▶ _Aim of the exercise_
Hunt for the word "long" across the entries below, copying each line that holds it.

▶ _Data extract_
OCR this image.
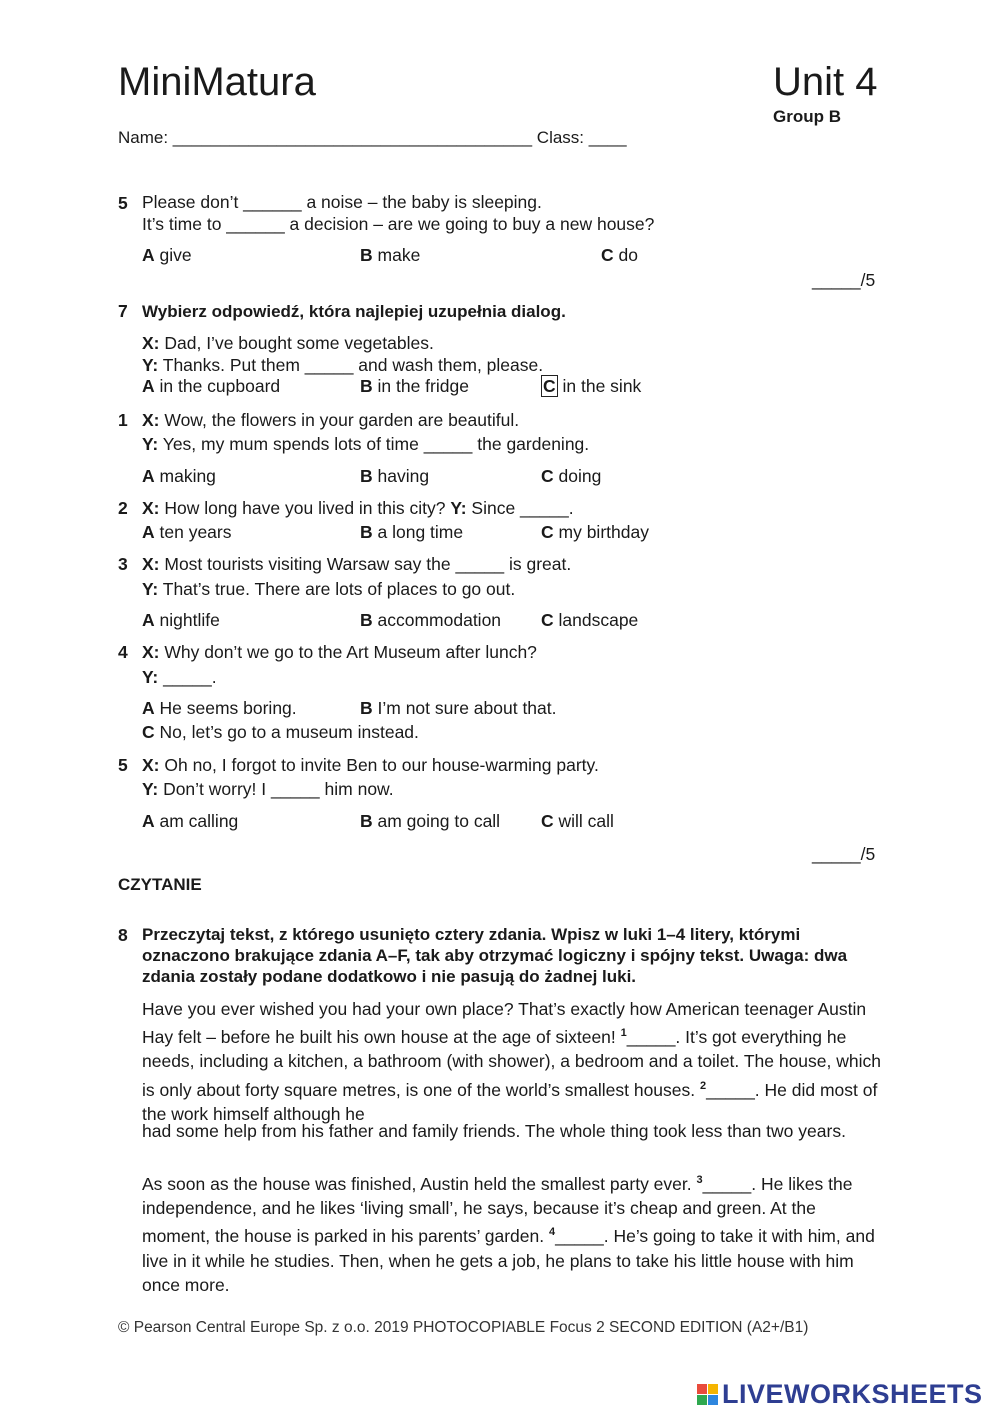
MiniMatura	Unit 4
Group B
Name: ______________________________________ Class: ____
5 Please don’t ______ a noise – the baby is sleeping.
It’s time to ______ a decision – are we going to buy a new house?
A give	B make	C do
_____/5
7 Wybierz odpowiedź, która najlepiej uzupełnia dialog.
X: Dad, I’ve bought some vegetables.
Y: Thanks. Put them _____ and wash them, please.
A in the cupboard	B in the fridge	C in the sink
1 X: Wow, the flowers in your garden are beautiful.
Y: Yes, my mum spends lots of time _____ the gardening.
A making	B having	C doing
2 X: How long have you lived in this city? Y: Since _____.
A ten years	B a long time	C my birthday
3 X: Most tourists visiting Warsaw say the _____ is great.
Y: That’s true. There are lots of places to go out.
A nightlife	B accommodation C landscape
4 X: Why don’t we go to the Art Museum after lunch?
Y: _____.
A He seems boring.	B I’m not sure about that.
C No, let’s go to a museum instead.
5 X: Oh no, I forgot to invite Ben to our house-warming party.
Y: Don’t worry! I _____ him now.
A am calling	B am going to call C will call
_____/5
CZYTANIE
8 Przeczytaj tekst, z którego usunięto cztery zdania. Wpisz w luki 1–4 litery, którymi oznaczono brakujące zdania A–F, tak aby otrzymać logiczny i spójny tekst. Uwaga: dwa zdania zostały podane dodatkowo i nie pasują do żadnej luki.
Have you ever wished you had your own place? That’s exactly how American teenager Austin Hay felt – before he built his own house at the age of sixteen! $^1$_____. It’s got everything he needs, including a kitchen, a bathroom (with shower), a bedroom and a toilet. The house, which is only about forty square metres, is one of the world’s smallest houses. $^2$_____. He did most of the work himself although he
had some help from his father and family friends. The whole thing took less than two years.
As soon as the house was finished, Austin held the smallest party ever. $^3$_____. He likes the independence, and he likes ‘living small’, he says, because it’s cheap and green. At the moment, the house is parked in his parents’ garden. $^4$_____. He’s going to take it with him, and live in it while he studies. Then, when he gets a job, he plans to take his little house with him once more.
© Pearson Central Europe Sp. z o.o. 2019 PHOTOCOPIABLE Focus 2 SECOND EDITION (A2+/B1)
LIVEWORKSHEETS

▶ _The result_
2 X: How long have you lived in this city? Y: Since _____.
A ten years	B a long time	C my birthday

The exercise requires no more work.